-- BEGIN Input for this task --
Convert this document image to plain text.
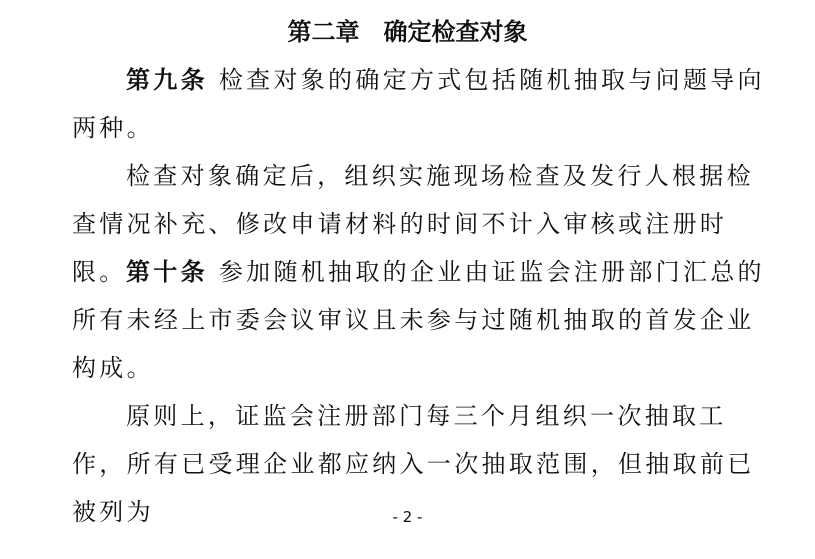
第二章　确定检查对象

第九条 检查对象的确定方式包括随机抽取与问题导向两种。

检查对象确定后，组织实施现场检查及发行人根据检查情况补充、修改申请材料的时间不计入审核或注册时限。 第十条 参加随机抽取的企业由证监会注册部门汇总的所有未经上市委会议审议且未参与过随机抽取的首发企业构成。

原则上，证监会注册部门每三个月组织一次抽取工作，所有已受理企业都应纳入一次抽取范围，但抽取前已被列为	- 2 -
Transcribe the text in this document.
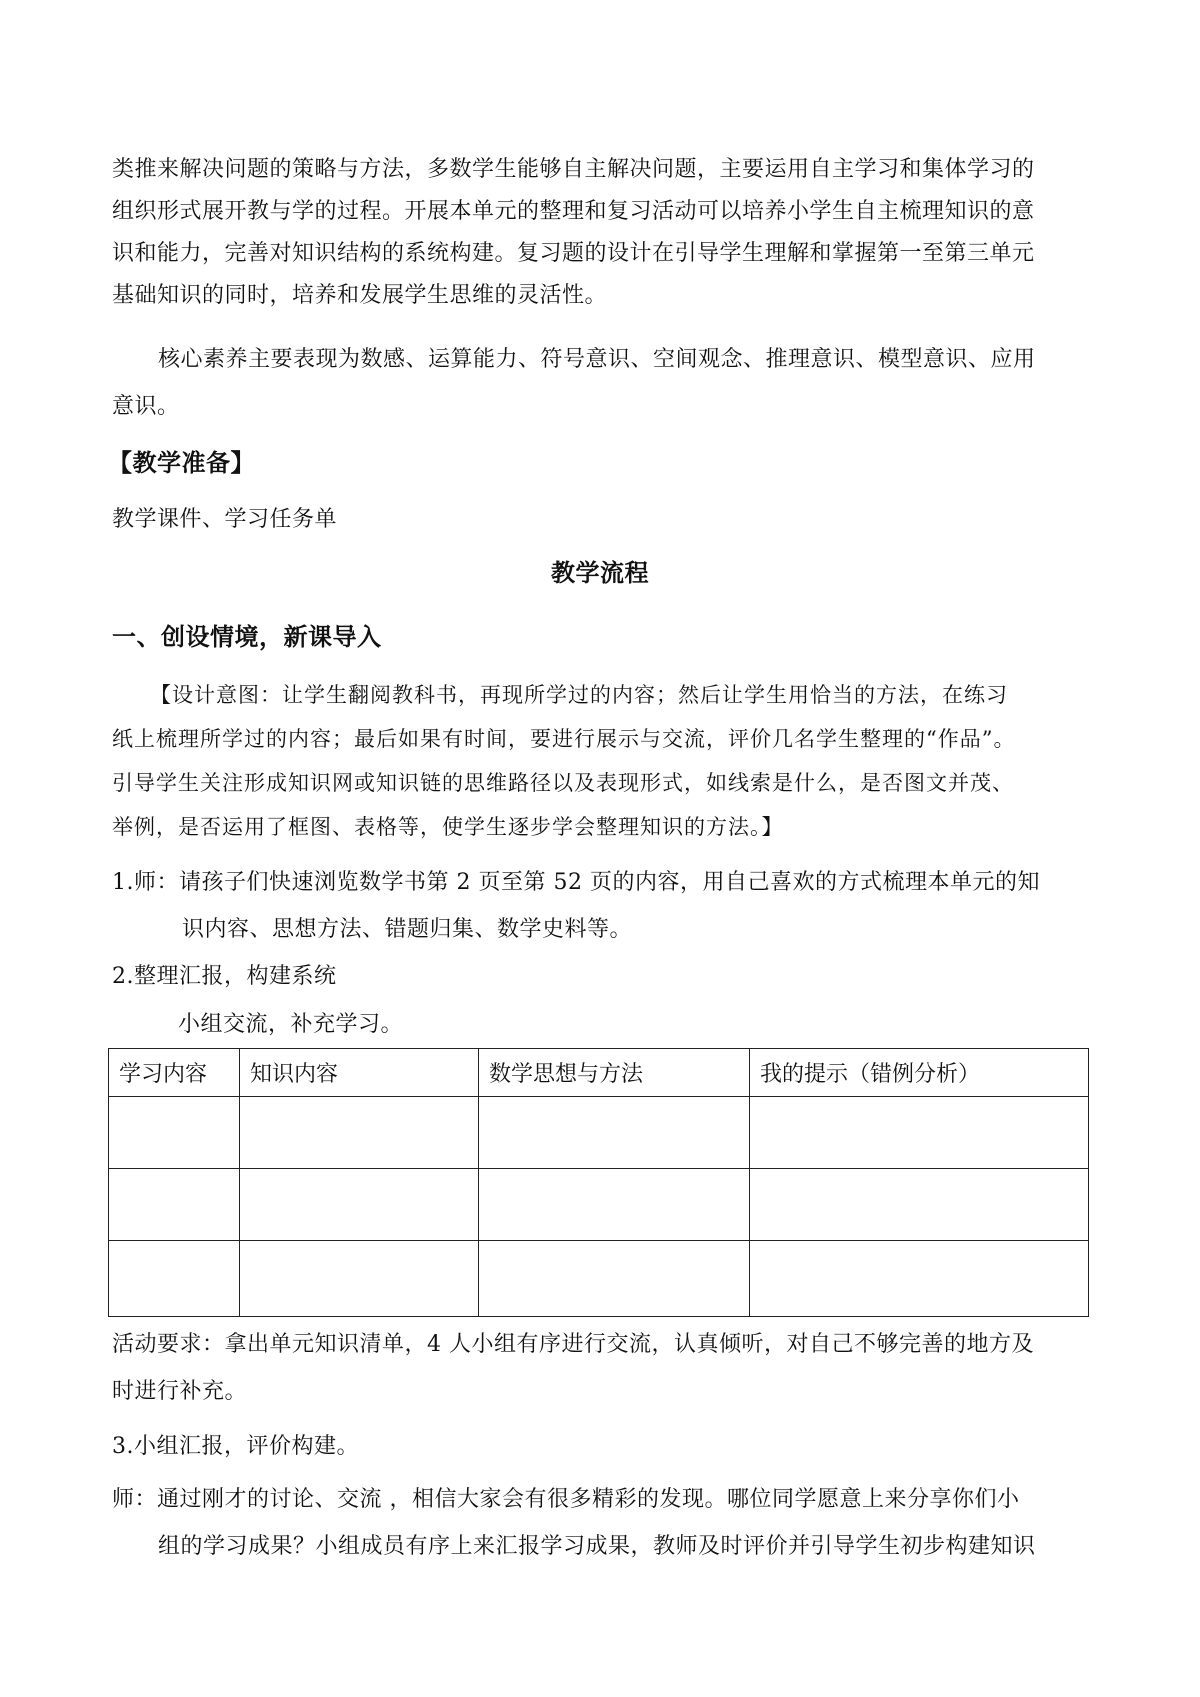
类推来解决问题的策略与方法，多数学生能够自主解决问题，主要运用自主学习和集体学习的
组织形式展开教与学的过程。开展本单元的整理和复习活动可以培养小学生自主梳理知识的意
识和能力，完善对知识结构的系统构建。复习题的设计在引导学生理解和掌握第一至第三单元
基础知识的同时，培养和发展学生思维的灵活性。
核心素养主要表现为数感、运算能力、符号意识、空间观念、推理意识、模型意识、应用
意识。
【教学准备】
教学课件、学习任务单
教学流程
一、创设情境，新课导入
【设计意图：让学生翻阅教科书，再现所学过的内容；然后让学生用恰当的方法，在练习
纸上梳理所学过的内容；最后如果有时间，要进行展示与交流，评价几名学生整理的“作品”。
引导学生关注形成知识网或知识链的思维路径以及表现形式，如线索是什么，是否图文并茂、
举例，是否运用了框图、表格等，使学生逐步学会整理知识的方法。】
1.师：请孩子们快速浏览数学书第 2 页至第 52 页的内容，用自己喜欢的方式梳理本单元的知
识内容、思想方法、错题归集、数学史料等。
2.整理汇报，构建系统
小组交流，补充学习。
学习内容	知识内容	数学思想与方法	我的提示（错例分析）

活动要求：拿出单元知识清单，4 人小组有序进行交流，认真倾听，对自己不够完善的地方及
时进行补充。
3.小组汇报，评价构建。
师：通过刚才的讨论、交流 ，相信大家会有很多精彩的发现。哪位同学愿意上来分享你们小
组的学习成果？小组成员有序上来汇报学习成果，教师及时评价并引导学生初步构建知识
-- END Input for this task --
## To do
Quote verbatim the final run of lines in the material above, from the line that contains "Transcribe the text in this document." through the very last line, excluding any pictures.

## Problem solution
Transcribe the text in this document.
类推来解决问题的策略与方法，多数学生能够自主解决问题，主要运用自主学习和集体学习的
组织形式展开教与学的过程。开展本单元的整理和复习活动可以培养小学生自主梳理知识的意
识和能力，完善对知识结构的系统构建。复习题的设计在引导学生理解和掌握第一至第三单元
基础知识的同时，培养和发展学生思维的灵活性。
核心素养主要表现为数感、运算能力、符号意识、空间观念、推理意识、模型意识、应用
意识。
【教学准备】
教学课件、学习任务单
教学流程
一、创设情境，新课导入
【设计意图：让学生翻阅教科书，再现所学过的内容；然后让学生用恰当的方法，在练习
纸上梳理所学过的内容；最后如果有时间，要进行展示与交流，评价几名学生整理的“作品”。
引导学生关注形成知识网或知识链的思维路径以及表现形式，如线索是什么，是否图文并茂、
举例，是否运用了框图、表格等，使学生逐步学会整理知识的方法。】
1.师：请孩子们快速浏览数学书第 2 页至第 52 页的内容，用自己喜欢的方式梳理本单元的知
识内容、思想方法、错题归集、数学史料等。
2.整理汇报，构建系统
小组交流，补充学习。
学习内容	知识内容	数学思想与方法	我的提示（错例分析）

活动要求：拿出单元知识清单，4 人小组有序进行交流，认真倾听，对自己不够完善的地方及
时进行补充。
3.小组汇报，评价构建。
师：通过刚才的讨论、交流 ，相信大家会有很多精彩的发现。哪位同学愿意上来分享你们小
组的学习成果？小组成员有序上来汇报学习成果，教师及时评价并引导学生初步构建知识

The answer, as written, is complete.